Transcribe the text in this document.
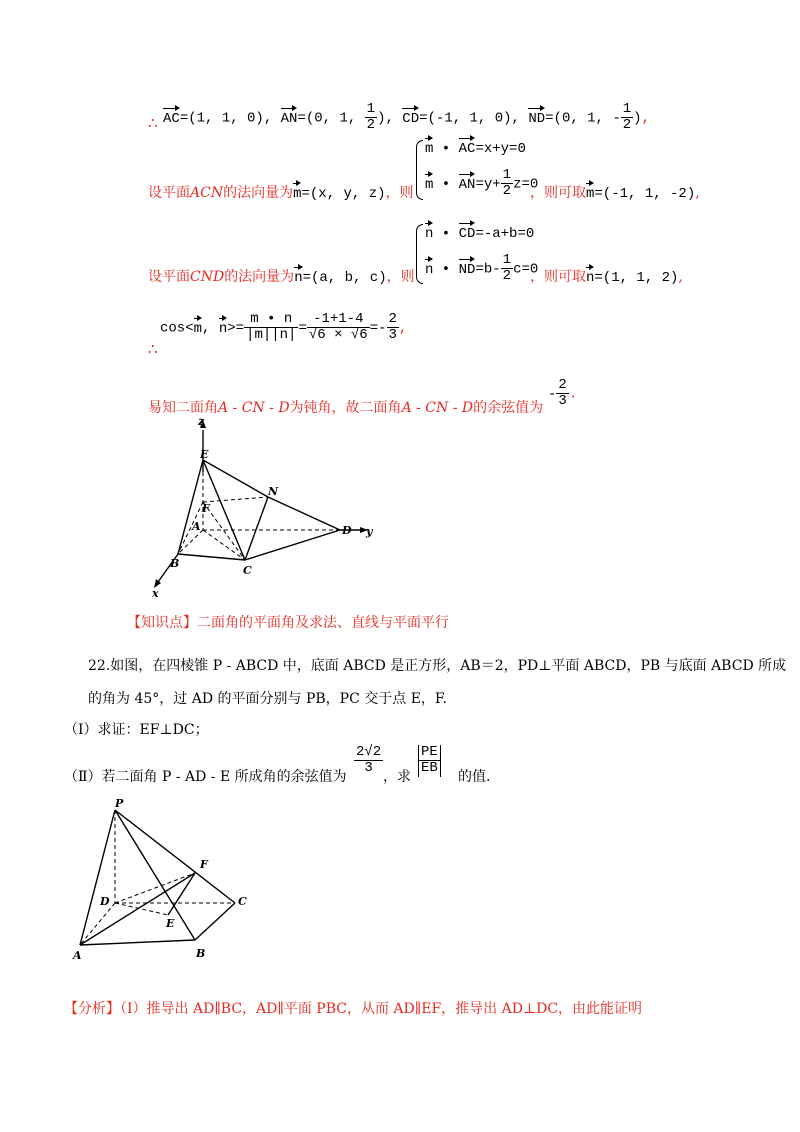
∴ AC=(1, 1, 0), AN=(0, 1, $\frac{1}{2}$ ), CD=(-1, 1, 0), ND=(0, 1, - $\frac{1}{2}$ ),
m • AC=x+y=0
m • $AN=y+ \frac{1}{2} z=0$
设平面ACN的法向量为m=(x, y, z)，则	，则可取m=(-1, 1, -2),
n • CD=-a+b=0
n • $ND=b- \frac{1}{2} c=0$
设平面CND的法向量为n=(a, b, c)，则	，则可取n=(1, 1, 2),
∴
cos<m, $n>= \frac{m • n}{|m||n|} = \frac{-1+1-4}{√6 \times √6} =- \frac{2}{3}$ ,
易知二面角A - CN - D为钝角，故二面角A - CN - D的余弦值为
- $\frac{2}{3}$ .
z
E
N
F
A	D y
B
C
x
【知识点】二面角的平面角及求法、直线与平面平行
22.如图，在四棱锥 P - ABCD 中，底面 ABCD 是正方形，AB＝2，PD⊥平面 ABCD，PB 与底面 ABCD 所成
的角为 45°，过 AD 的平面分别与 PB，PC 交于点 E，F.
（Ⅰ）求证：EF⊥DC；
（Ⅱ）若二面角 P - AD - E 所成角的余弦值为
$\frac{2√2}{3}$
，求
$\frac{PE}{EB}$
的值.
P
F
D	C
E
A	B
【分析】（Ⅰ）推导出 AD∥BC，AD∥平面 PBC，从而 AD∥EF，推导出 AD⊥DC，由此能证明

**Challenge**
Transcribe each line above verbatim, with the pictures left out.

**Answer to the task**
Transcribe the text in this document.
∴ AC=(1, 1, 0), AN=(0, 1, $\frac{1}{2}$ ), CD=(-1, 1, 0), ND=(0, 1, - $\frac{1}{2}$ ),
m • AC=x+y=0
m • $AN=y+ \frac{1}{2} z=0$
设平面ACN的法向量为m=(x, y, z)，则	，则可取m=(-1, 1, -2),
n • CD=-a+b=0
n • $ND=b- \frac{1}{2} c=0$
设平面CND的法向量为n=(a, b, c)，则	，则可取n=(1, 1, 2),
∴
cos<m, $n>= \frac{m • n}{|m||n|} = \frac{-1+1-4}{√6 \times √6} =- \frac{2}{3}$ ,
易知二面角A - CN - D为钝角，故二面角A - CN - D的余弦值为
- $\frac{2}{3}$ .
z
E
N
F
A	D y
B
C
x
【知识点】二面角的平面角及求法、直线与平面平行
22.如图，在四棱锥 P - ABCD 中，底面 ABCD 是正方形，AB＝2，PD⊥平面 ABCD，PB 与底面 ABCD 所成
的角为 45°，过 AD 的平面分别与 PB，PC 交于点 E，F.
（Ⅰ）求证：EF⊥DC；
（Ⅱ）若二面角 P - AD - E 所成角的余弦值为
$\frac{2√2}{3}$
，求
$\frac{PE}{EB}$
的值.
P
F
D	C
E
A	B
【分析】（Ⅰ）推导出 AD∥BC，AD∥平面 PBC，从而 AD∥EF，推导出 AD⊥DC，由此能证明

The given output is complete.